-- BEGIN ENTRIES --

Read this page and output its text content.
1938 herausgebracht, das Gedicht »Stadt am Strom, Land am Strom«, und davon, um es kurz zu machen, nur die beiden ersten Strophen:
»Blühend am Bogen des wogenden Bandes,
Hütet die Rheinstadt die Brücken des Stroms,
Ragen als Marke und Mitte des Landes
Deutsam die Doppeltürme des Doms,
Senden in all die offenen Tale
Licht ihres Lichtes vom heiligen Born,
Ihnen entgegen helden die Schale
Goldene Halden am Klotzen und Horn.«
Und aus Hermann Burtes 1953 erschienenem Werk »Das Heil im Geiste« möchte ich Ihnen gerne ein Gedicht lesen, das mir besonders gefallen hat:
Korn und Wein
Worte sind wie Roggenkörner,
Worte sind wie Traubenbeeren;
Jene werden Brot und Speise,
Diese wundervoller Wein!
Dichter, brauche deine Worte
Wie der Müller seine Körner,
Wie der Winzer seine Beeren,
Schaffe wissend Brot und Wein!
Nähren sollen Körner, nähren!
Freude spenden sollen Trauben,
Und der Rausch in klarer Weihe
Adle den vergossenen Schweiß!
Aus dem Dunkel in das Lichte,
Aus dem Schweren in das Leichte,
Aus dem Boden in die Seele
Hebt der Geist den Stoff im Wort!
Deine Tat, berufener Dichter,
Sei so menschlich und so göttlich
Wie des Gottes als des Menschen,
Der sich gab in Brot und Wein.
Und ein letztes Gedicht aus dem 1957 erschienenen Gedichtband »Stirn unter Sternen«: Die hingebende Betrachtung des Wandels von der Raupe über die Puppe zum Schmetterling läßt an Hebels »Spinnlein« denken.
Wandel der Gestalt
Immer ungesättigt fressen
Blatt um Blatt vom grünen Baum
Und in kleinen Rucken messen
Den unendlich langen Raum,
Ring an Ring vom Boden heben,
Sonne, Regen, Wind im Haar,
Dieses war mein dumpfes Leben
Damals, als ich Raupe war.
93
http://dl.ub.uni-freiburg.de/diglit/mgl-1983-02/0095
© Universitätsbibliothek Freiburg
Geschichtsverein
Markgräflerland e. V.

-- END ENTRIES --

* PROBLEM: Every entry must be output again, exactly as written above.

* THE RESULT:
Read this page and output its text content.
1938 herausgebracht, das Gedicht »Stadt am Strom, Land am Strom«, und davon, um es kurz zu machen, nur die beiden ersten Strophen:
»Blühend am Bogen des wogenden Bandes,
Hütet die Rheinstadt die Brücken des Stroms,
Ragen als Marke und Mitte des Landes
Deutsam die Doppeltürme des Doms,
Senden in all die offenen Tale
Licht ihres Lichtes vom heiligen Born,
Ihnen entgegen helden die Schale
Goldene Halden am Klotzen und Horn.«
Und aus Hermann Burtes 1953 erschienenem Werk »Das Heil im Geiste« möchte ich Ihnen gerne ein Gedicht lesen, das mir besonders gefallen hat:
Korn und Wein
Worte sind wie Roggenkörner,
Worte sind wie Traubenbeeren;
Jene werden Brot und Speise,
Diese wundervoller Wein!
Dichter, brauche deine Worte
Wie der Müller seine Körner,
Wie der Winzer seine Beeren,
Schaffe wissend Brot und Wein!
Nähren sollen Körner, nähren!
Freude spenden sollen Trauben,
Und der Rausch in klarer Weihe
Adle den vergossenen Schweiß!
Aus dem Dunkel in das Lichte,
Aus dem Schweren in das Leichte,
Aus dem Boden in die Seele
Hebt der Geist den Stoff im Wort!
Deine Tat, berufener Dichter,
Sei so menschlich und so göttlich
Wie des Gottes als des Menschen,
Der sich gab in Brot und Wein.
Und ein letztes Gedicht aus dem 1957 erschienenen Gedichtband »Stirn unter Sternen«: Die hingebende Betrachtung des Wandels von der Raupe über die Puppe zum Schmetterling läßt an Hebels »Spinnlein« denken.
Wandel der Gestalt
Immer ungesättigt fressen
Blatt um Blatt vom grünen Baum
Und in kleinen Rucken messen
Den unendlich langen Raum,
Ring an Ring vom Boden heben,
Sonne, Regen, Wind im Haar,
Dieses war mein dumpfes Leben
Damals, als ich Raupe war.
93
http://dl.ub.uni-freiburg.de/diglit/mgl-1983-02/0095
© Universitätsbibliothek Freiburg
Geschichtsverein
Markgräflerland e. V.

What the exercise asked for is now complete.